-- SUPPLIED RECORDS start --
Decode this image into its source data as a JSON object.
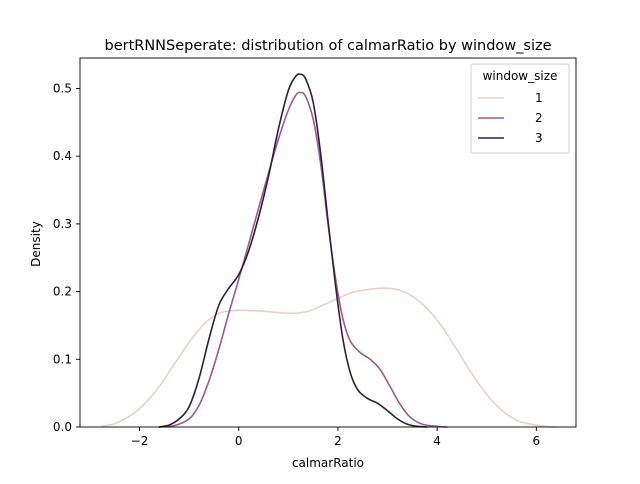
{
  "chart_data": {
    "type": "line",
    "title": "bertRNNSeperate: distribution of calmarRatio by window_size",
    "xlabel": "calmarRatio",
    "ylabel": "Density",
    "xlim": [
      -3.2,
      6.8
    ],
    "ylim": [
      0,
      0.545
    ],
    "xticks": [
      -2,
      0,
      2,
      4,
      6
    ],
    "yticks": [
      0.0,
      0.1,
      0.2,
      0.3,
      0.4,
      0.5
    ],
    "xtick_labels": [
      "−2",
      "0",
      "2",
      "4",
      "6"
    ],
    "ytick_labels": [
      "0.0",
      "0.1",
      "0.2",
      "0.3",
      "0.4",
      "0.5"
    ],
    "grid": false,
    "legend": {
      "title": "window_size",
      "placement": "upper right"
    },
    "series": [
      {
        "name": "1",
        "color": "#ebcfcb",
        "points": [
          [
            -2.75,
            0.001
          ],
          [
            -2.5,
            0.005
          ],
          [
            -2.2,
            0.016
          ],
          [
            -1.9,
            0.034
          ],
          [
            -1.6,
            0.06
          ],
          [
            -1.3,
            0.093
          ],
          [
            -1.0,
            0.125
          ],
          [
            -0.7,
            0.152
          ],
          [
            -0.4,
            0.168
          ],
          [
            -0.1,
            0.172
          ],
          [
            0.2,
            0.172
          ],
          [
            0.5,
            0.171
          ],
          [
            0.8,
            0.169
          ],
          [
            1.1,
            0.168
          ],
          [
            1.4,
            0.171
          ],
          [
            1.7,
            0.18
          ],
          [
            2.0,
            0.19
          ],
          [
            2.3,
            0.199
          ],
          [
            2.6,
            0.203
          ],
          [
            2.9,
            0.205
          ],
          [
            3.2,
            0.203
          ],
          [
            3.5,
            0.193
          ],
          [
            3.8,
            0.175
          ],
          [
            4.1,
            0.148
          ],
          [
            4.4,
            0.114
          ],
          [
            4.7,
            0.079
          ],
          [
            5.0,
            0.048
          ],
          [
            5.3,
            0.025
          ],
          [
            5.6,
            0.01
          ],
          [
            5.9,
            0.004
          ],
          [
            6.2,
            0.001
          ],
          [
            6.4,
            0.0
          ]
        ]
      },
      {
        "name": "2",
        "color": "#a0598a",
        "points": [
          [
            -1.6,
            0.0
          ],
          [
            -1.3,
            0.002
          ],
          [
            -1.0,
            0.012
          ],
          [
            -0.8,
            0.032
          ],
          [
            -0.6,
            0.068
          ],
          [
            -0.4,
            0.115
          ],
          [
            -0.2,
            0.168
          ],
          [
            0.0,
            0.218
          ],
          [
            0.2,
            0.27
          ],
          [
            0.4,
            0.323
          ],
          [
            0.6,
            0.375
          ],
          [
            0.8,
            0.425
          ],
          [
            1.0,
            0.468
          ],
          [
            1.15,
            0.49
          ],
          [
            1.25,
            0.494
          ],
          [
            1.35,
            0.488
          ],
          [
            1.5,
            0.455
          ],
          [
            1.65,
            0.39
          ],
          [
            1.8,
            0.3
          ],
          [
            1.95,
            0.22
          ],
          [
            2.1,
            0.16
          ],
          [
            2.25,
            0.127
          ],
          [
            2.45,
            0.11
          ],
          [
            2.65,
            0.1
          ],
          [
            2.85,
            0.085
          ],
          [
            3.05,
            0.06
          ],
          [
            3.25,
            0.034
          ],
          [
            3.45,
            0.015
          ],
          [
            3.7,
            0.004
          ],
          [
            4.0,
            0.001
          ],
          [
            4.2,
            0.0
          ]
        ]
      },
      {
        "name": "3",
        "color": "#2d1e3e",
        "points": [
          [
            -1.6,
            0.0
          ],
          [
            -1.4,
            0.003
          ],
          [
            -1.2,
            0.012
          ],
          [
            -1.0,
            0.03
          ],
          [
            -0.8,
            0.072
          ],
          [
            -0.6,
            0.13
          ],
          [
            -0.4,
            0.18
          ],
          [
            -0.2,
            0.205
          ],
          [
            0.0,
            0.225
          ],
          [
            0.2,
            0.26
          ],
          [
            0.4,
            0.31
          ],
          [
            0.6,
            0.37
          ],
          [
            0.8,
            0.44
          ],
          [
            1.0,
            0.497
          ],
          [
            1.15,
            0.518
          ],
          [
            1.25,
            0.521
          ],
          [
            1.35,
            0.514
          ],
          [
            1.5,
            0.48
          ],
          [
            1.65,
            0.405
          ],
          [
            1.8,
            0.305
          ],
          [
            1.95,
            0.21
          ],
          [
            2.1,
            0.13
          ],
          [
            2.25,
            0.08
          ],
          [
            2.4,
            0.055
          ],
          [
            2.6,
            0.042
          ],
          [
            2.8,
            0.035
          ],
          [
            3.0,
            0.024
          ],
          [
            3.2,
            0.012
          ],
          [
            3.4,
            0.004
          ],
          [
            3.6,
            0.001
          ],
          [
            3.8,
            0.0
          ]
        ]
      }
    ]
  }
}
-- SUPPLIED RECORDS end --
— WHAT YOU HAVE TO DO —
Set every line down exactly as written, leaving each picture out.

— EXPECTED OUTPUT —
Decode this image into its source data as a JSON object.
{
  "chart_data": {
    "type": "line",
    "title": "bertRNNSeperate: distribution of calmarRatio by window_size",
    "xlabel": "calmarRatio",
    "ylabel": "Density",
    "xlim": [
      -3.2,
      6.8
    ],
    "ylim": [
      0,
      0.545
    ],
    "xticks": [
      -2,
      0,
      2,
      4,
      6
    ],
    "yticks": [
      0.0,
      0.1,
      0.2,
      0.3,
      0.4,
      0.5
    ],
    "xtick_labels": [
      "−2",
      "0",
      "2",
      "4",
      "6"
    ],
    "ytick_labels": [
      "0.0",
      "0.1",
      "0.2",
      "0.3",
      "0.4",
      "0.5"
    ],
    "grid": false,
    "legend": {
      "title": "window_size",
      "placement": "upper right"
    },
    "series": [
      {
        "name": "1",
        "color": "#ebcfcb",
        "points": [
          [
            -2.75,
            0.001
          ],
          [
            -2.5,
            0.005
          ],
          [
            -2.2,
            0.016
          ],
          [
            -1.9,
            0.034
          ],
          [
            -1.6,
            0.06
          ],
          [
            -1.3,
            0.093
          ],
          [
            -1.0,
            0.125
          ],
          [
            -0.7,
            0.152
          ],
          [
            -0.4,
            0.168
          ],
          [
            -0.1,
            0.172
          ],
          [
            0.2,
            0.172
          ],
          [
            0.5,
            0.171
          ],
          [
            0.8,
            0.169
          ],
          [
            1.1,
            0.168
          ],
          [
            1.4,
            0.171
          ],
          [
            1.7,
            0.18
          ],
          [
            2.0,
            0.19
          ],
          [
            2.3,
            0.199
          ],
          [
            2.6,
            0.203
          ],
          [
            2.9,
            0.205
          ],
          [
            3.2,
            0.203
          ],
          [
            3.5,
            0.193
          ],
          [
            3.8,
            0.175
          ],
          [
            4.1,
            0.148
          ],
          [
            4.4,
            0.114
          ],
          [
            4.7,
            0.079
          ],
          [
            5.0,
            0.048
          ],
          [
            5.3,
            0.025
          ],
          [
            5.6,
            0.01
          ],
          [
            5.9,
            0.004
          ],
          [
            6.2,
            0.001
          ],
          [
            6.4,
            0.0
          ]
        ]
      },
      {
        "name": "2",
        "color": "#a0598a",
        "points": [
          [
            -1.6,
            0.0
          ],
          [
            -1.3,
            0.002
          ],
          [
            -1.0,
            0.012
          ],
          [
            -0.8,
            0.032
          ],
          [
            -0.6,
            0.068
          ],
          [
            -0.4,
            0.115
          ],
          [
            -0.2,
            0.168
          ],
          [
            0.0,
            0.218
          ],
          [
            0.2,
            0.27
          ],
          [
            0.4,
            0.323
          ],
          [
            0.6,
            0.375
          ],
          [
            0.8,
            0.425
          ],
          [
            1.0,
            0.468
          ],
          [
            1.15,
            0.49
          ],
          [
            1.25,
            0.494
          ],
          [
            1.35,
            0.488
          ],
          [
            1.5,
            0.455
          ],
          [
            1.65,
            0.39
          ],
          [
            1.8,
            0.3
          ],
          [
            1.95,
            0.22
          ],
          [
            2.1,
            0.16
          ],
          [
            2.25,
            0.127
          ],
          [
            2.45,
            0.11
          ],
          [
            2.65,
            0.1
          ],
          [
            2.85,
            0.085
          ],
          [
            3.05,
            0.06
          ],
          [
            3.25,
            0.034
          ],
          [
            3.45,
            0.015
          ],
          [
            3.7,
            0.004
          ],
          [
            4.0,
            0.001
          ],
          [
            4.2,
            0.0
          ]
        ]
      },
      {
        "name": "3",
        "color": "#2d1e3e",
        "points": [
          [
            -1.6,
            0.0
          ],
          [
            -1.4,
            0.003
          ],
          [
            -1.2,
            0.012
          ],
          [
            -1.0,
            0.03
          ],
          [
            -0.8,
            0.072
          ],
          [
            -0.6,
            0.13
          ],
          [
            -0.4,
            0.18
          ],
          [
            -0.2,
            0.205
          ],
          [
            0.0,
            0.225
          ],
          [
            0.2,
            0.26
          ],
          [
            0.4,
            0.31
          ],
          [
            0.6,
            0.37
          ],
          [
            0.8,
            0.44
          ],
          [
            1.0,
            0.497
          ],
          [
            1.15,
            0.518
          ],
          [
            1.25,
            0.521
          ],
          [
            1.35,
            0.514
          ],
          [
            1.5,
            0.48
          ],
          [
            1.65,
            0.405
          ],
          [
            1.8,
            0.305
          ],
          [
            1.95,
            0.21
          ],
          [
            2.1,
            0.13
          ],
          [
            2.25,
            0.08
          ],
          [
            2.4,
            0.055
          ],
          [
            2.6,
            0.042
          ],
          [
            2.8,
            0.035
          ],
          [
            3.0,
            0.024
          ],
          [
            3.2,
            0.012
          ],
          [
            3.4,
            0.004
          ],
          [
            3.6,
            0.001
          ],
          [
            3.8,
            0.0
          ]
        ]
      }
    ]
  }
}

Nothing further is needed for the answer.